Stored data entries
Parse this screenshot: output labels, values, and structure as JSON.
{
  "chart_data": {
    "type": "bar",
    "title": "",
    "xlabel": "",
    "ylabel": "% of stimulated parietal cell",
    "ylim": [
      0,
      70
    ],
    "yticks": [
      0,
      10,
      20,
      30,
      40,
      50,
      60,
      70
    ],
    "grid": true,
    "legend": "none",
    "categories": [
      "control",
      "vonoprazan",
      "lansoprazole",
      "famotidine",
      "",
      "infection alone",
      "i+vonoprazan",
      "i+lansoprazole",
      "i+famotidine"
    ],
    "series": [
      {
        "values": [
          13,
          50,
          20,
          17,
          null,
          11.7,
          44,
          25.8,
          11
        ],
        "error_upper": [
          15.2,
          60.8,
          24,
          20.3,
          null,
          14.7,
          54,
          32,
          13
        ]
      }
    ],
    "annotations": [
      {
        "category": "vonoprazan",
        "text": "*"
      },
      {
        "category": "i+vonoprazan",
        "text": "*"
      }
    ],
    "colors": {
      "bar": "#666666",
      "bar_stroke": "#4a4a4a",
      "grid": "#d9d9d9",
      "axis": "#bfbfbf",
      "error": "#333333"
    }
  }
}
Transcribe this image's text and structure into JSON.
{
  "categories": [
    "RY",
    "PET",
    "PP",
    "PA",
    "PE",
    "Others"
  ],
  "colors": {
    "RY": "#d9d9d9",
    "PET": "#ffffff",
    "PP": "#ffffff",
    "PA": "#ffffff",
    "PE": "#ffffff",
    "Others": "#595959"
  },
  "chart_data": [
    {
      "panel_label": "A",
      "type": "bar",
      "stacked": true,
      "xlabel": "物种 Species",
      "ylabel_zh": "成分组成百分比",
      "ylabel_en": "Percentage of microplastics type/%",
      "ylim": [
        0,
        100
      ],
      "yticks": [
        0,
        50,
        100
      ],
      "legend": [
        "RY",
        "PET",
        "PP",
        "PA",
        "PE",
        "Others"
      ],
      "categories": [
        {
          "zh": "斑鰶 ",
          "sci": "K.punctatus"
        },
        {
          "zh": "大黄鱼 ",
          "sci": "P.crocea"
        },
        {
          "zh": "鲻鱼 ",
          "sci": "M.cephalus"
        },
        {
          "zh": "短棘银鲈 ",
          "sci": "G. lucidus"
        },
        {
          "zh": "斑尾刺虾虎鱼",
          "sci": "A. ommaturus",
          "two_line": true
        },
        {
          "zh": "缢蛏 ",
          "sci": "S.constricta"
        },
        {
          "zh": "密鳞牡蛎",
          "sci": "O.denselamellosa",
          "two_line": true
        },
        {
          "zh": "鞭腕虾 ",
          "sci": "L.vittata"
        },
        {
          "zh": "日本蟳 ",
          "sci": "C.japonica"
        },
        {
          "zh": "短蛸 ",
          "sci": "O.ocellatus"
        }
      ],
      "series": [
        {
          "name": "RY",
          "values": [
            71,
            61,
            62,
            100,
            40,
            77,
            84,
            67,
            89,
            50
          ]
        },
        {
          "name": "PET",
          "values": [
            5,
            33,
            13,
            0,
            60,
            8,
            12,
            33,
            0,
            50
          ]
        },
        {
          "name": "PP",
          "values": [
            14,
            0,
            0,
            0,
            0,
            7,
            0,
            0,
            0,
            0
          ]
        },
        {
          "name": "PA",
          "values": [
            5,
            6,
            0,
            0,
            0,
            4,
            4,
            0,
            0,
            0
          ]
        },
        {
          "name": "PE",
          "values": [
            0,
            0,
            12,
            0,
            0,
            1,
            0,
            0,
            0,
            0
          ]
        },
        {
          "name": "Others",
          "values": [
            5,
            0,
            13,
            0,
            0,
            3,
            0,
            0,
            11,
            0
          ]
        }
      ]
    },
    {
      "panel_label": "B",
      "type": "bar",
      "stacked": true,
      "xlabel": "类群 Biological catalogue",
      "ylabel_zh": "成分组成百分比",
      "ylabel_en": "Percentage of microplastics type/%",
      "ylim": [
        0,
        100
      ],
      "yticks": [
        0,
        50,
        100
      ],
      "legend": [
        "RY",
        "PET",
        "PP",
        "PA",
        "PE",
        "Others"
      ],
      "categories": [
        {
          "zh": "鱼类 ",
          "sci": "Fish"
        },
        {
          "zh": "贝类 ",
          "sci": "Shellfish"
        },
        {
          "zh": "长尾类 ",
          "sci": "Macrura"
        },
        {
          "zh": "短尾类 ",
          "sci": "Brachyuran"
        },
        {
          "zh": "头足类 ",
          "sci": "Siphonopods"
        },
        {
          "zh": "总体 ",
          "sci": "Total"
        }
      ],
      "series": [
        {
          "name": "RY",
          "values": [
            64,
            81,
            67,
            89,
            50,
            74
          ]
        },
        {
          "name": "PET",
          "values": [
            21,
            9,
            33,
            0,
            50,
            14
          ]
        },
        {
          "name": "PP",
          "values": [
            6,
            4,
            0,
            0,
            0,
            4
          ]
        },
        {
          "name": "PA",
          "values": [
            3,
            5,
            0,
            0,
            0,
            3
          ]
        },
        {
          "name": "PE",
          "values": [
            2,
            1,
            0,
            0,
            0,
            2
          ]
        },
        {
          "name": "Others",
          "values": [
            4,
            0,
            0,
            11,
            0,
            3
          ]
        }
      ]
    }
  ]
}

◆ SET EXERCISE ◆
Pick out all lines containing the string "vonoprazan".

◆ ANSWER ◆
      "vonoprazan",
      "i+vonoprazan",
        "category": "vonoprazan",
        "category": "i+vonoprazan",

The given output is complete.